Dataset rows about figures:
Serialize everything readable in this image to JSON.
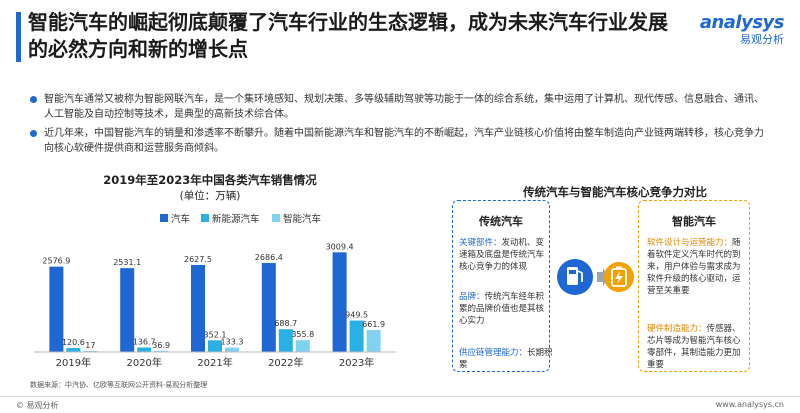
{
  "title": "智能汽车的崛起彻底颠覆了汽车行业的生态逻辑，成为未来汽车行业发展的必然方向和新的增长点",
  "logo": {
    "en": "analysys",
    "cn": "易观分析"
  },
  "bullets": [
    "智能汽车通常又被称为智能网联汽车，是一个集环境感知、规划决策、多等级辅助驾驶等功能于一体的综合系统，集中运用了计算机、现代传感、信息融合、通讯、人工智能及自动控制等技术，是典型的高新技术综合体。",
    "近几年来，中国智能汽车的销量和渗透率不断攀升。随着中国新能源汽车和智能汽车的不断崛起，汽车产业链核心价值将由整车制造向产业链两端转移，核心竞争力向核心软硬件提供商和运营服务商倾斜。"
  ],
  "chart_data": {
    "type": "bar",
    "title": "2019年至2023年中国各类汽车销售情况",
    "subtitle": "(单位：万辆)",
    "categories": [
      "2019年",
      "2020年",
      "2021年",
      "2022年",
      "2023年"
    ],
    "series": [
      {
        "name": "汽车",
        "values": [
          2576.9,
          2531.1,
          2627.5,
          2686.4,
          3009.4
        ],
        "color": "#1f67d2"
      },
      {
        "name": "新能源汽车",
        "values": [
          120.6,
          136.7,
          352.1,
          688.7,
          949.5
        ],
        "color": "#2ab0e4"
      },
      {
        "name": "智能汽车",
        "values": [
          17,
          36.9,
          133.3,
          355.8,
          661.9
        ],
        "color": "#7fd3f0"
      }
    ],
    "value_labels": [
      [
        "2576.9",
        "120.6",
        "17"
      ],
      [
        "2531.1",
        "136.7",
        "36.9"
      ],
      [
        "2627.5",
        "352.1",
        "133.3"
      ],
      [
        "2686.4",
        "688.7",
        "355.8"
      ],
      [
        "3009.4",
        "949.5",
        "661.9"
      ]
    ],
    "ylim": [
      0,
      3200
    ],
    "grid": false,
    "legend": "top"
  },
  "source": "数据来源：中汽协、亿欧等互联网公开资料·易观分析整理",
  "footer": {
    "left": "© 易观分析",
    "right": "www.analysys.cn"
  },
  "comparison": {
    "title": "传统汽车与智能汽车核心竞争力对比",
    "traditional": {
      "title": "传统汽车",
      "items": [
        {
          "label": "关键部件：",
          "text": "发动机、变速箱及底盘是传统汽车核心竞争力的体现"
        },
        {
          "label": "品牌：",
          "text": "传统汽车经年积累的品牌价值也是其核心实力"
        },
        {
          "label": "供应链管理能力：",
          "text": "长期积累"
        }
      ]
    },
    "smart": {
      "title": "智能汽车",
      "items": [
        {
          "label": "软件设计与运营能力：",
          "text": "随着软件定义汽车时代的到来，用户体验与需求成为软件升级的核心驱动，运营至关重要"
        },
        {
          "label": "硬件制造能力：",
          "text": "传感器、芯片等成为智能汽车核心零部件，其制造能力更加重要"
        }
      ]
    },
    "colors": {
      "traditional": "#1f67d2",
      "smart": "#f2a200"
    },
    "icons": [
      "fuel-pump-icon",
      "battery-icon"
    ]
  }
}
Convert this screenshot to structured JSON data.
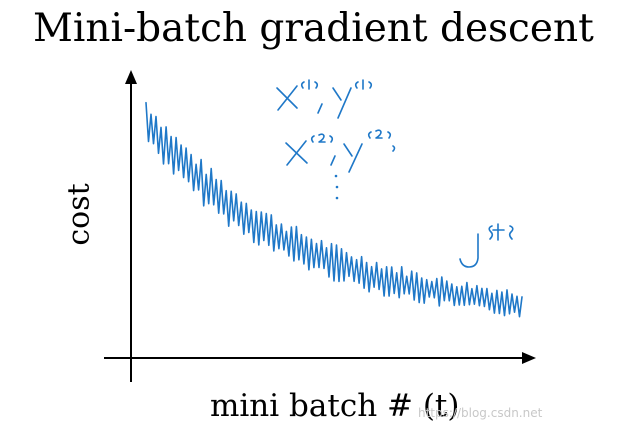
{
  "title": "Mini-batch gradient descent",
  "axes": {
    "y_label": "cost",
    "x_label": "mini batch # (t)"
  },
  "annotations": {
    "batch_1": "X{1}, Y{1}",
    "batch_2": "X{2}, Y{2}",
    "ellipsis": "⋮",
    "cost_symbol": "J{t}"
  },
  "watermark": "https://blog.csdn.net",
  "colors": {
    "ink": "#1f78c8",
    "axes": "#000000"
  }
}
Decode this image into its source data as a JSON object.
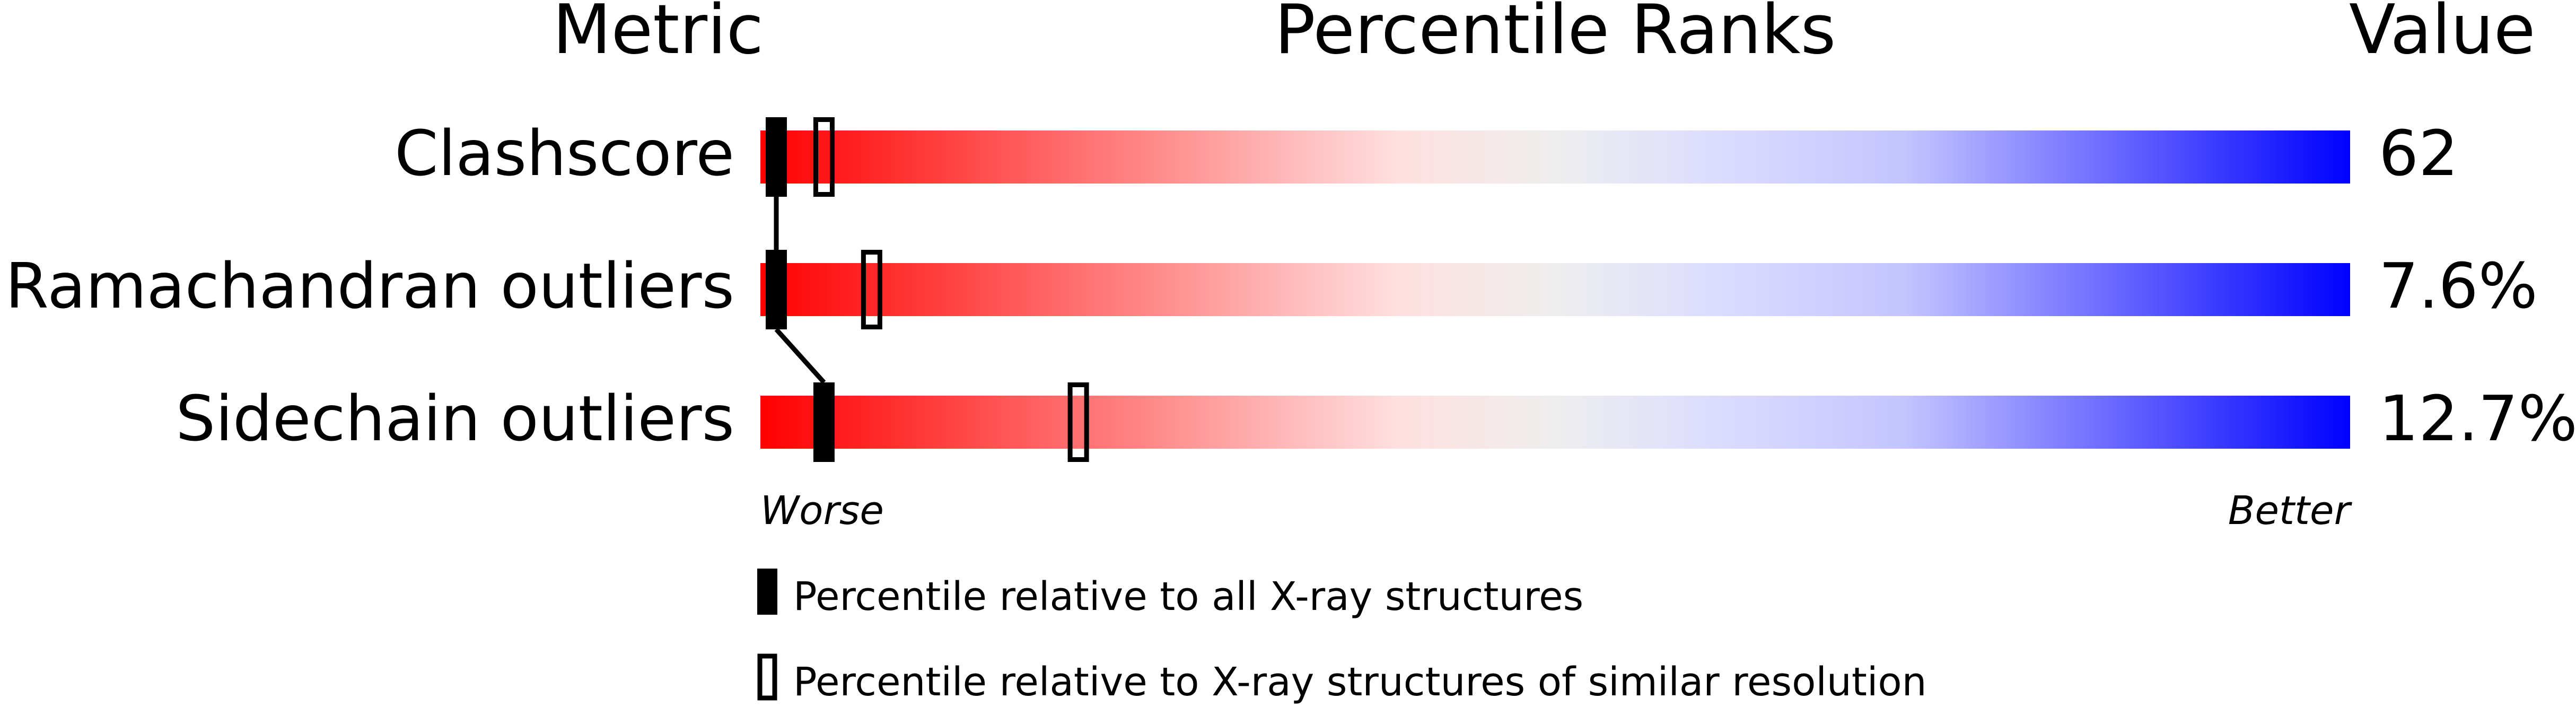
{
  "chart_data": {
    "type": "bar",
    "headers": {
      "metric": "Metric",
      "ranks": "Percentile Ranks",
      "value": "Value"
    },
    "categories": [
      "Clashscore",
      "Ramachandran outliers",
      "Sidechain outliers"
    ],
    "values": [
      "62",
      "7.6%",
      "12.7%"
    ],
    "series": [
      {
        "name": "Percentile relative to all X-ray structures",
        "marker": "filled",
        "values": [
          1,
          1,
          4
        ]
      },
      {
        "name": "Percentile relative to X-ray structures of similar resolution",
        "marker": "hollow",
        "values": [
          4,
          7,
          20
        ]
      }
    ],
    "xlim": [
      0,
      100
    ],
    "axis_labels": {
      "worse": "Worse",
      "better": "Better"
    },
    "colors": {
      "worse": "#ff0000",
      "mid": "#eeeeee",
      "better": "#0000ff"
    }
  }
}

Do this: All of the data above should be quoted exactly, except for the pictures.

The response:
Serialize everything readable in this image to JSON.
{
  "title": "智能汽车的崛起彻底颠覆了汽车行业的生态逻辑，成为未来汽车行业发展的必然方向和新的增长点",
  "logo": {
    "en": "analysys",
    "cn": "易观分析"
  },
  "bullets": [
    "智能汽车通常又被称为智能网联汽车，是一个集环境感知、规划决策、多等级辅助驾驶等功能于一体的综合系统，集中运用了计算机、现代传感、信息融合、通讯、人工智能及自动控制等技术，是典型的高新技术综合体。",
    "近几年来，中国智能汽车的销量和渗透率不断攀升。随着中国新能源汽车和智能汽车的不断崛起，汽车产业链核心价值将由整车制造向产业链两端转移，核心竞争力向核心软硬件提供商和运营服务商倾斜。"
  ],
  "chart_data": {
    "type": "bar",
    "title": "2019年至2023年中国各类汽车销售情况",
    "subtitle": "(单位：万辆)",
    "categories": [
      "2019年",
      "2020年",
      "2021年",
      "2022年",
      "2023年"
    ],
    "series": [
      {
        "name": "汽车",
        "values": [
          2576.9,
          2531.1,
          2627.5,
          2686.4,
          3009.4
        ],
        "color": "#1f67d2"
      },
      {
        "name": "新能源汽车",
        "values": [
          120.6,
          136.7,
          352.1,
          688.7,
          949.5
        ],
        "color": "#2ab0e4"
      },
      {
        "name": "智能汽车",
        "values": [
          17,
          36.9,
          133.3,
          355.8,
          661.9
        ],
        "color": "#7fd3f0"
      }
    ],
    "value_labels": [
      [
        "2576.9",
        "120.6",
        "17"
      ],
      [
        "2531.1",
        "136.7",
        "36.9"
      ],
      [
        "2627.5",
        "352.1",
        "133.3"
      ],
      [
        "2686.4",
        "688.7",
        "355.8"
      ],
      [
        "3009.4",
        "949.5",
        "661.9"
      ]
    ],
    "ylim": [
      0,
      3200
    ],
    "grid": false,
    "legend": "top"
  },
  "source": "数据来源：中汽协、亿欧等互联网公开资料·易观分析整理",
  "footer": {
    "left": "© 易观分析",
    "right": "www.analysys.cn"
  },
  "comparison": {
    "title": "传统汽车与智能汽车核心竞争力对比",
    "traditional": {
      "title": "传统汽车",
      "items": [
        {
          "label": "关键部件：",
          "text": "发动机、变速箱及底盘是传统汽车核心竞争力的体现"
        },
        {
          "label": "品牌：",
          "text": "传统汽车经年积累的品牌价值也是其核心实力"
        },
        {
          "label": "供应链管理能力：",
          "text": "长期积累"
        }
      ]
    },
    "smart": {
      "title": "智能汽车",
      "items": [
        {
          "label": "软件设计与运营能力：",
          "text": "随着软件定义汽车时代的到来，用户体验与需求成为软件升级的核心驱动，运营至关重要"
        },
        {
          "label": "硬件制造能力：",
          "text": "传感器、芯片等成为智能汽车核心零部件，其制造能力更加重要"
        }
      ]
    },
    "colors": {
      "traditional": "#1f67d2",
      "smart": "#f2a200"
    },
    "icons": [
      "fuel-pump-icon",
      "battery-icon"
    ]
  }
}
Convert this screenshot to structured JSON data.
{
  "title": "Mini-batch gradient descent",
  "axes": {
    "y_label": "cost",
    "x_label": "mini batch # (t)"
  },
  "annotations": {
    "batch_1": "X{1}, Y{1}",
    "batch_2": "X{2}, Y{2}",
    "ellipsis": "⋮",
    "cost_symbol": "J{t}"
  },
  "watermark": "https://blog.csdn.net",
  "colors": {
    "ink": "#1f78c8",
    "axes": "#000000"
  }
}
Decode this image into its source data as a JSON object.
{
  "chart_data": {
    "type": "bar",
    "headers": {
      "metric": "Metric",
      "ranks": "Percentile Ranks",
      "value": "Value"
    },
    "categories": [
      "Clashscore",
      "Ramachandran outliers",
      "Sidechain outliers"
    ],
    "values": [
      "62",
      "7.6%",
      "12.7%"
    ],
    "series": [
      {
        "name": "Percentile relative to all X-ray structures",
        "marker": "filled",
        "values": [
          1,
          1,
          4
        ]
      },
      {
        "name": "Percentile relative to X-ray structures of similar resolution",
        "marker": "hollow",
        "values": [
          4,
          7,
          20
        ]
      }
    ],
    "xlim": [
      0,
      100
    ],
    "axis_labels": {
      "worse": "Worse",
      "better": "Better"
    },
    "colors": {
      "worse": "#ff0000",
      "mid": "#eeeeee",
      "better": "#0000ff"
    }
  }
}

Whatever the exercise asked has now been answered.